• Your task: Copy the records below exactly, leaving out every picture.

• Data shown:
·····

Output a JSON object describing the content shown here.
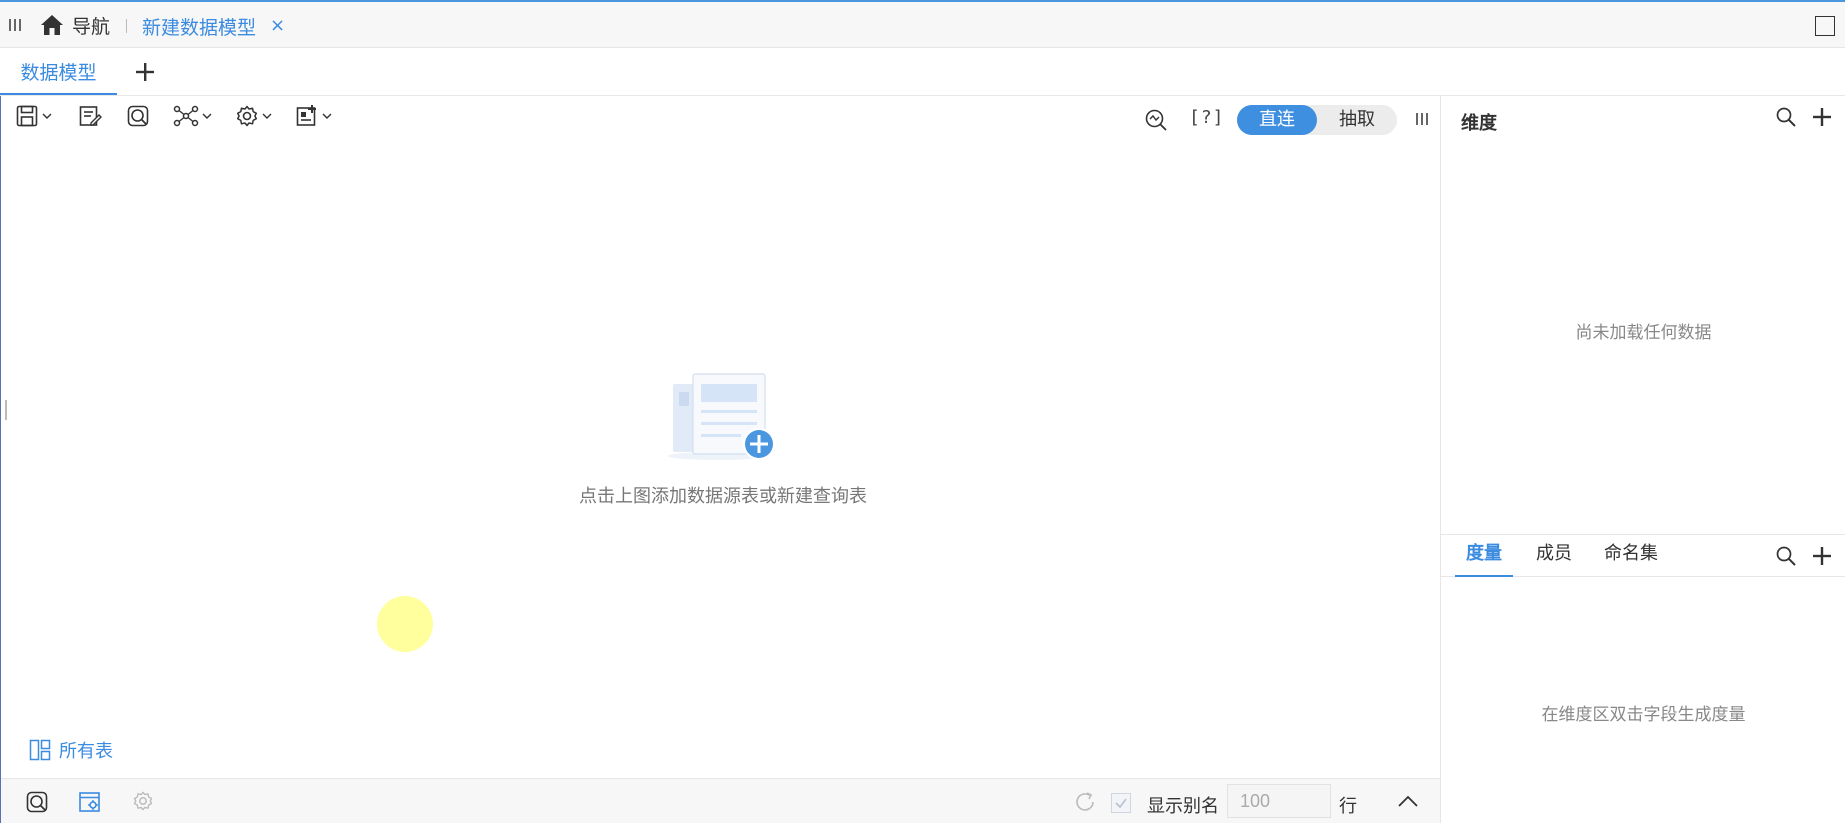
{
  "nav": {
    "home_label": "导航",
    "open_tab_label": "新建数据模型",
    "close_label": "×"
  },
  "subtabs": {
    "active_label": "数据模型"
  },
  "toolbar": {
    "help_label": "[?]",
    "mode_direct": "直连",
    "mode_extract": "抽取",
    "active_mode": "直连"
  },
  "canvas": {
    "empty_message": "点击上图添加数据源表或新建查询表",
    "all_tables_label": "所有表"
  },
  "bottom": {
    "show_alias_label": "显示别名",
    "show_alias_checked": true,
    "rows_value": "100",
    "rows_unit": "行"
  },
  "right": {
    "dimension_title": "维度",
    "dimension_empty": "尚未加载任何数据",
    "tabs": [
      {
        "label": "度量",
        "active": true
      },
      {
        "label": "成员",
        "active": false
      },
      {
        "label": "命名集",
        "active": false
      }
    ],
    "measure_empty": "在维度区双击字段生成度量"
  },
  "colors": {
    "accent": "#3b8be0",
    "frame_top": "#4a97e0",
    "muted_text": "#888888"
  }
}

·····

• Response to this exercise:
Output a JSON object describing the content shown here.
{
  "nav": {
    "home_label": "导航",
    "open_tab_label": "新建数据模型",
    "close_label": "×"
  },
  "subtabs": {
    "active_label": "数据模型"
  },
  "toolbar": {
    "help_label": "[?]",
    "mode_direct": "直连",
    "mode_extract": "抽取",
    "active_mode": "直连"
  },
  "canvas": {
    "empty_message": "点击上图添加数据源表或新建查询表",
    "all_tables_label": "所有表"
  },
  "bottom": {
    "show_alias_label": "显示别名",
    "show_alias_checked": true,
    "rows_value": "100",
    "rows_unit": "行"
  },
  "right": {
    "dimension_title": "维度",
    "dimension_empty": "尚未加载任何数据",
    "tabs": [
      {
        "label": "度量",
        "active": true
      },
      {
        "label": "成员",
        "active": false
      },
      {
        "label": "命名集",
        "active": false
      }
    ],
    "measure_empty": "在维度区双击字段生成度量"
  },
  "colors": {
    "accent": "#3b8be0",
    "frame_top": "#4a97e0",
    "muted_text": "#888888"
  }
}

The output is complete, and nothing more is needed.